* [DIRECTIVE]: Please print each of the following entries again, unchanged.

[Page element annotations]
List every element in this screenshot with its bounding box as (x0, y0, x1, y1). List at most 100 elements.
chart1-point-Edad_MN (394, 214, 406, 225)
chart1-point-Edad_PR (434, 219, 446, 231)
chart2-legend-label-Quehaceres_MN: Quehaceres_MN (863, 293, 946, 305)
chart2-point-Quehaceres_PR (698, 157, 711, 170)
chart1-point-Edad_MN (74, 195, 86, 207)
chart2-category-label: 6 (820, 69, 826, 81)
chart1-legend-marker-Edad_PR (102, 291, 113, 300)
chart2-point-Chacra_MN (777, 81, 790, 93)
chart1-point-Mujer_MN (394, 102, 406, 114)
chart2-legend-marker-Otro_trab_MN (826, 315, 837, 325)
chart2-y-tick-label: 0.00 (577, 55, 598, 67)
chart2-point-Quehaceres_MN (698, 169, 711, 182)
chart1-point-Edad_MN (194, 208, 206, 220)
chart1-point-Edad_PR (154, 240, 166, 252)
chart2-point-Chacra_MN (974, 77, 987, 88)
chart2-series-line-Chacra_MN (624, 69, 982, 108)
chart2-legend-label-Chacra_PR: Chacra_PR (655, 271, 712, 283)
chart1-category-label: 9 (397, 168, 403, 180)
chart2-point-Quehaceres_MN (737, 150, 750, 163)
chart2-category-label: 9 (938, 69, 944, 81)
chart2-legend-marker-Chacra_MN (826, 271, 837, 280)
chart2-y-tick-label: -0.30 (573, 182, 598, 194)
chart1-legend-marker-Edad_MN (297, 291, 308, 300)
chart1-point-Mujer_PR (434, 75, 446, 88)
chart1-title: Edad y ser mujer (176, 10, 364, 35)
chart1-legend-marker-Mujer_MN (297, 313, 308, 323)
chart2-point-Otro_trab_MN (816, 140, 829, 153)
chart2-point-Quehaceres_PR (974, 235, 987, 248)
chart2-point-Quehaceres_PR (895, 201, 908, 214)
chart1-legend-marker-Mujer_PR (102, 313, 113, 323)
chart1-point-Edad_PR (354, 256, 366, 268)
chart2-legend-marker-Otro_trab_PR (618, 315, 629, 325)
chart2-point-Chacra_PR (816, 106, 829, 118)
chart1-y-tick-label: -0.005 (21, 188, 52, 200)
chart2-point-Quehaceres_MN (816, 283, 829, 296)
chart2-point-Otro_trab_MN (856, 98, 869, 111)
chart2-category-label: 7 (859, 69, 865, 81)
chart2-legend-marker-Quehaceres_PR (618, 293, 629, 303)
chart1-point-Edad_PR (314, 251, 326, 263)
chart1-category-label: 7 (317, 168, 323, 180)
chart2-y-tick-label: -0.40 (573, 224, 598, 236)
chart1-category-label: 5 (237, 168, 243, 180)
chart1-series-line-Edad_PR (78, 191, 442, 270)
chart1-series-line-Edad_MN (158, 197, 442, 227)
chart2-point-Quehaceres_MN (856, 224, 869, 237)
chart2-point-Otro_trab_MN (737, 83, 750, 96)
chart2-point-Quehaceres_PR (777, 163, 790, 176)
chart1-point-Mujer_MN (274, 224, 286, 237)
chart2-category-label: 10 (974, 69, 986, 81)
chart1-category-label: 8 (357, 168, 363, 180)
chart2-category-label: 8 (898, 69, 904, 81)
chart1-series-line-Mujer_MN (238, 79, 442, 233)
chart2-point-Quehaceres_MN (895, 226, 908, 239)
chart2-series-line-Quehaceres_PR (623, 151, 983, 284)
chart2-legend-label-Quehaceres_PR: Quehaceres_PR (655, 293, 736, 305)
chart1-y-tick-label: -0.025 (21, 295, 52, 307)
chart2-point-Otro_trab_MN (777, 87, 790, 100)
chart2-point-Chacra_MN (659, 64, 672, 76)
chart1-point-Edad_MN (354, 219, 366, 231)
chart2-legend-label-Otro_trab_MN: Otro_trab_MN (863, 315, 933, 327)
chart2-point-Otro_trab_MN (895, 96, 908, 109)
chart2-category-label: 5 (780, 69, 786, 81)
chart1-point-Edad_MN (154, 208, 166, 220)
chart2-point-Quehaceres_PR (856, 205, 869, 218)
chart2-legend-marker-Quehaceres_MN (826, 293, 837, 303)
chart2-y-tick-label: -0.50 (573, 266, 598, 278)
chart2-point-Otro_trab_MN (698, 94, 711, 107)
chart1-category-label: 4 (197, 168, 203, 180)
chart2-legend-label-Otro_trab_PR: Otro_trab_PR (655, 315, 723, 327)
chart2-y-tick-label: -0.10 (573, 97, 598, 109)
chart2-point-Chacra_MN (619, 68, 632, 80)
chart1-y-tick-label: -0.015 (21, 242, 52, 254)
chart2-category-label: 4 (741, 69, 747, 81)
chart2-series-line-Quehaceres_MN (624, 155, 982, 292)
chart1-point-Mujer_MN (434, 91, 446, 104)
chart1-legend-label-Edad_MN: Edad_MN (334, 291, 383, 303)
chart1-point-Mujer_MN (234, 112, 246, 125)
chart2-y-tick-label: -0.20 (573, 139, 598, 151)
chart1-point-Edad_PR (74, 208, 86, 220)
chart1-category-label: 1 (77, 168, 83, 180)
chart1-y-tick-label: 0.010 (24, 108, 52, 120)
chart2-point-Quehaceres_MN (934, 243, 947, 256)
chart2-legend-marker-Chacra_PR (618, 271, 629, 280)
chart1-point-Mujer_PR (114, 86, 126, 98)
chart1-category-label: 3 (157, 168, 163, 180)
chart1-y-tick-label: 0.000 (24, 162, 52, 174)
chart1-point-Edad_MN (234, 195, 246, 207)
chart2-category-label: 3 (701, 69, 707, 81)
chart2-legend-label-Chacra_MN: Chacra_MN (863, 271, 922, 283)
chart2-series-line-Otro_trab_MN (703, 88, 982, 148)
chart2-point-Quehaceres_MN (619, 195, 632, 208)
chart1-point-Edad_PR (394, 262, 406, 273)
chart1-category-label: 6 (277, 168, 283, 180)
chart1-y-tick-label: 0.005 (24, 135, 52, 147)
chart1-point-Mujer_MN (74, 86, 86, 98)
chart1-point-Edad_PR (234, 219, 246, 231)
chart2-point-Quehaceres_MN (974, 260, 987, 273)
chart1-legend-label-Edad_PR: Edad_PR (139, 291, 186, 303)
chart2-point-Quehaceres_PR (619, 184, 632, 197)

* [WRITTEN RESPONSE]:
List every element in this screenshot with its bounding box as (x0, y0, x1, y1). List at most 100 elements.
chart1-point-Edad_MN (394, 214, 406, 225)
chart1-point-Edad_PR (434, 219, 446, 231)
chart2-legend-label-Quehaceres_MN: Quehaceres_MN (863, 293, 946, 305)
chart2-point-Quehaceres_PR (698, 157, 711, 170)
chart1-point-Edad_MN (74, 195, 86, 207)
chart2-category-label: 6 (820, 69, 826, 81)
chart1-legend-marker-Edad_PR (102, 291, 113, 300)
chart2-point-Chacra_MN (777, 81, 790, 93)
chart1-point-Mujer_MN (394, 102, 406, 114)
chart2-legend-marker-Otro_trab_MN (826, 315, 837, 325)
chart2-y-tick-label: 0.00 (577, 55, 598, 67)
chart2-point-Quehaceres_MN (698, 169, 711, 182)
chart1-point-Edad_MN (194, 208, 206, 220)
chart1-point-Edad_PR (154, 240, 166, 252)
chart2-point-Chacra_MN (974, 77, 987, 88)
chart2-series-line-Chacra_MN (624, 69, 982, 108)
chart2-legend-label-Chacra_PR: Chacra_PR (655, 271, 712, 283)
chart1-category-label: 9 (397, 168, 403, 180)
chart2-point-Quehaceres_MN (737, 150, 750, 163)
chart2-category-label: 9 (938, 69, 944, 81)
chart2-legend-marker-Chacra_MN (826, 271, 837, 280)
chart2-y-tick-label: -0.30 (573, 182, 598, 194)
chart1-legend-marker-Edad_MN (297, 291, 308, 300)
chart1-point-Mujer_PR (434, 75, 446, 88)
chart1-title: Edad y ser mujer (176, 10, 364, 35)
chart1-legend-marker-Mujer_MN (297, 313, 308, 323)
chart2-point-Otro_trab_MN (816, 140, 829, 153)
chart2-point-Quehaceres_PR (974, 235, 987, 248)
chart2-point-Quehaceres_PR (895, 201, 908, 214)
chart1-legend-marker-Mujer_PR (102, 313, 113, 323)
chart1-point-Edad_PR (354, 256, 366, 268)
chart2-legend-marker-Otro_trab_PR (618, 315, 629, 325)
chart2-point-Chacra_PR (816, 106, 829, 118)
chart1-y-tick-label: -0.005 (21, 188, 52, 200)
chart2-point-Quehaceres_MN (816, 283, 829, 296)
chart2-point-Otro_trab_MN (856, 98, 869, 111)
chart2-category-label: 7 (859, 69, 865, 81)
chart2-legend-marker-Quehaceres_PR (618, 293, 629, 303)
chart1-point-Edad_PR (314, 251, 326, 263)
chart1-category-label: 7 (317, 168, 323, 180)
chart2-y-tick-label: -0.40 (573, 224, 598, 236)
chart1-category-label: 5 (237, 168, 243, 180)
chart1-series-line-Edad_PR (78, 191, 442, 270)
chart1-series-line-Edad_MN (158, 197, 442, 227)
chart2-point-Quehaceres_MN (856, 224, 869, 237)
chart2-point-Otro_trab_MN (737, 83, 750, 96)
chart2-point-Quehaceres_PR (777, 163, 790, 176)
chart1-point-Mujer_MN (274, 224, 286, 237)
chart2-category-label: 10 (974, 69, 986, 81)
chart1-category-label: 8 (357, 168, 363, 180)
chart2-category-label: 8 (898, 69, 904, 81)
chart1-series-line-Mujer_MN (238, 79, 442, 233)
chart2-point-Quehaceres_MN (895, 226, 908, 239)
chart2-series-line-Quehaceres_PR (623, 151, 983, 284)
chart2-legend-label-Quehaceres_PR: Quehaceres_PR (655, 293, 736, 305)
chart1-y-tick-label: -0.025 (21, 295, 52, 307)
chart2-point-Otro_trab_MN (777, 87, 790, 100)
chart2-point-Chacra_MN (659, 64, 672, 76)
chart1-point-Edad_MN (354, 219, 366, 231)
chart2-legend-label-Otro_trab_MN: Otro_trab_MN (863, 315, 933, 327)
chart2-point-Otro_trab_MN (895, 96, 908, 109)
chart2-category-label: 5 (780, 69, 786, 81)
chart1-point-Edad_MN (154, 208, 166, 220)
chart2-point-Quehaceres_PR (856, 205, 869, 218)
chart2-legend-marker-Quehaceres_MN (826, 293, 837, 303)
chart2-y-tick-label: -0.50 (573, 266, 598, 278)
chart2-point-Otro_trab_MN (698, 94, 711, 107)
chart1-category-label: 4 (197, 168, 203, 180)
chart2-legend-label-Otro_trab_PR: Otro_trab_PR (655, 315, 723, 327)
chart2-y-tick-label: -0.10 (573, 97, 598, 109)
chart2-point-Chacra_MN (619, 68, 632, 80)
chart1-y-tick-label: -0.015 (21, 242, 52, 254)
chart2-category-label: 4 (741, 69, 747, 81)
chart2-series-line-Quehaceres_MN (624, 155, 982, 292)
chart1-point-Mujer_MN (434, 91, 446, 104)
chart1-legend-label-Edad_MN: Edad_MN (334, 291, 383, 303)
chart1-point-Mujer_MN (234, 112, 246, 125)
chart2-y-tick-label: -0.20 (573, 139, 598, 151)
chart1-point-Edad_PR (74, 208, 86, 220)
chart1-category-label: 1 (77, 168, 83, 180)
chart1-y-tick-label: 0.010 (24, 108, 52, 120)
chart2-point-Quehaceres_MN (934, 243, 947, 256)
chart2-legend-marker-Chacra_PR (618, 271, 629, 280)
chart1-point-Mujer_PR (114, 86, 126, 98)
chart1-category-label: 3 (157, 168, 163, 180)
chart1-y-tick-label: 0.000 (24, 162, 52, 174)
chart1-point-Edad_MN (234, 195, 246, 207)
chart2-category-label: 3 (701, 69, 707, 81)
chart2-legend-label-Chacra_MN: Chacra_MN (863, 271, 922, 283)
chart2-series-line-Otro_trab_MN (703, 88, 982, 148)
chart2-point-Quehaceres_MN (619, 195, 632, 208)
chart1-point-Edad_PR (394, 262, 406, 273)
chart1-category-label: 6 (277, 168, 283, 180)
chart1-y-tick-label: 0.005 (24, 135, 52, 147)
chart1-point-Mujer_MN (74, 86, 86, 98)
chart1-point-Edad_PR (234, 219, 246, 231)
chart2-point-Quehaceres_MN (974, 260, 987, 273)
chart1-legend-label-Edad_PR: Edad_PR (139, 291, 186, 303)
chart2-point-Quehaceres_PR (619, 184, 632, 197)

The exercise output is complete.